WRITTEN EXERCISE: Check each line below for the word "this", and copy those that have it.

Chart and figure data:
==============================
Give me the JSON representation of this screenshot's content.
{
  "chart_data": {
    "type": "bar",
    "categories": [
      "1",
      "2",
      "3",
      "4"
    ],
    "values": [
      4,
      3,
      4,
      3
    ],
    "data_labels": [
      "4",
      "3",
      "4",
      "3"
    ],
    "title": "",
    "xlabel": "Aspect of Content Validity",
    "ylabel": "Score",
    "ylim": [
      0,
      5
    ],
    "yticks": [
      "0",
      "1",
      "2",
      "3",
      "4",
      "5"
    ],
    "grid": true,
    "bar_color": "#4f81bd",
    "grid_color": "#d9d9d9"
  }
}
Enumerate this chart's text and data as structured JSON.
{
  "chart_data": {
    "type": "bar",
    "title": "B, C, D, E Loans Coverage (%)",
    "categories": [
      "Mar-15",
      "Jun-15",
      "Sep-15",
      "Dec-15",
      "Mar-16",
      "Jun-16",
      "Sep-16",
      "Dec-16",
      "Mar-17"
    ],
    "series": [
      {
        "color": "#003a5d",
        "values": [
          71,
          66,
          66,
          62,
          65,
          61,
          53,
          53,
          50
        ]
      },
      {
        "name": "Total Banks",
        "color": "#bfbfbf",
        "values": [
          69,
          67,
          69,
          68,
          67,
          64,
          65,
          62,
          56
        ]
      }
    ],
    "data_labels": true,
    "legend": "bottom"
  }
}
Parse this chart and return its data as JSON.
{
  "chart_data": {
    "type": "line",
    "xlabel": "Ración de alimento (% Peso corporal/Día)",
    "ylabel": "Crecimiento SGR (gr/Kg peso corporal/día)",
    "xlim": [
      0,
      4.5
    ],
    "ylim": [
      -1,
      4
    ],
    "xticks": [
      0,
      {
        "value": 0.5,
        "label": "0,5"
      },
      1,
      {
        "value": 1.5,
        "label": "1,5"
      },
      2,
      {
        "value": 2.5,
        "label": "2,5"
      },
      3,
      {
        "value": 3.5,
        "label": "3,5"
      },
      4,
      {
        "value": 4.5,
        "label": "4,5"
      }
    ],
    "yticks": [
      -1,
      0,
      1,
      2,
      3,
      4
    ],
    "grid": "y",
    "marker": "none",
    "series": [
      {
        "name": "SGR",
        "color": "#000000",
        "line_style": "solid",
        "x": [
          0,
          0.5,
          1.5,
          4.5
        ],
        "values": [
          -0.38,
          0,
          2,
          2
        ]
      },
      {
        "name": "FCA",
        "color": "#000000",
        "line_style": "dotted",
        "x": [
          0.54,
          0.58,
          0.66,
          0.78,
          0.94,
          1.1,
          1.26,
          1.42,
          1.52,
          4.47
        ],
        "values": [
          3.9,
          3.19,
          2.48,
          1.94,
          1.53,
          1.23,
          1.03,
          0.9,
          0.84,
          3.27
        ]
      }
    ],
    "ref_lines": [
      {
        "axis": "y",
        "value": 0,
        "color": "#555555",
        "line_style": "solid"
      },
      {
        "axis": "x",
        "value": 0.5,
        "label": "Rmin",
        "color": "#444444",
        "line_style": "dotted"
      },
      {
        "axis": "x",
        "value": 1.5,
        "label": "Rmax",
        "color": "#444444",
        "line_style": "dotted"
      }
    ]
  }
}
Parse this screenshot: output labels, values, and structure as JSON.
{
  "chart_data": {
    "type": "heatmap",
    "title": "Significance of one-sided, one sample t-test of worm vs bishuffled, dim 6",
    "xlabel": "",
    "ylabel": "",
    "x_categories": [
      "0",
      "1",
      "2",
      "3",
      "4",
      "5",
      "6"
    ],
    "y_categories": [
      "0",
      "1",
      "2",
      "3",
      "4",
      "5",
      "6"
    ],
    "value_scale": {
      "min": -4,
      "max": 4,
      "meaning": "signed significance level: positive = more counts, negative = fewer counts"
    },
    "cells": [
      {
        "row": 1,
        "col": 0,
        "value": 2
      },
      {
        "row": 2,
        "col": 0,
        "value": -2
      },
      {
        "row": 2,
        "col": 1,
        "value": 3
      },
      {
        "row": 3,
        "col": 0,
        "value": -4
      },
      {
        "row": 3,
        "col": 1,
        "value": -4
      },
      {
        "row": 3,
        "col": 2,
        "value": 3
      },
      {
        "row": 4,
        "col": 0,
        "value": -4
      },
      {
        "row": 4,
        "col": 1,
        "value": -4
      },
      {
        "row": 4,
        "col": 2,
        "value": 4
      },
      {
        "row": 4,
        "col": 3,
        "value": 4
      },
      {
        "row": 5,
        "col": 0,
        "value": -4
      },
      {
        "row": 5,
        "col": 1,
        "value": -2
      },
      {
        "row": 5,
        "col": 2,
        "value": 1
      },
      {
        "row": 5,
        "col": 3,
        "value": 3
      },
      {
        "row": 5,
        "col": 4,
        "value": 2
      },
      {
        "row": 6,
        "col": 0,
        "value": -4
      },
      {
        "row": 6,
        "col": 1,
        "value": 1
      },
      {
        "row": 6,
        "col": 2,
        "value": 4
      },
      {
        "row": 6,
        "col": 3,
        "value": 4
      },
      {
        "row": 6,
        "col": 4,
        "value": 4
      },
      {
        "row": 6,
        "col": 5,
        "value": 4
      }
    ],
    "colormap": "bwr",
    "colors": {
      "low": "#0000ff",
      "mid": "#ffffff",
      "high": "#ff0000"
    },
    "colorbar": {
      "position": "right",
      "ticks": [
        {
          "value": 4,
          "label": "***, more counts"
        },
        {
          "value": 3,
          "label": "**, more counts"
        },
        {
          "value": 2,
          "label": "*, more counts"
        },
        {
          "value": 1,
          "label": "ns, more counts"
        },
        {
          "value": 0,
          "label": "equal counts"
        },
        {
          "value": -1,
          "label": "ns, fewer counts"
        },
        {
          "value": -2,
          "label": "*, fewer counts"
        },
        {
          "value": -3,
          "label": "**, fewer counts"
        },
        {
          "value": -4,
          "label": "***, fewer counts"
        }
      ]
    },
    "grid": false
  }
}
==============================
REPLY:
Give me the JSON representation of this screenshot's content.
Enumerate this chart's text and data as structured JSON.
Parse this chart and return its data as JSON.
Parse this screenshot: output labels, values, and structure as JSON.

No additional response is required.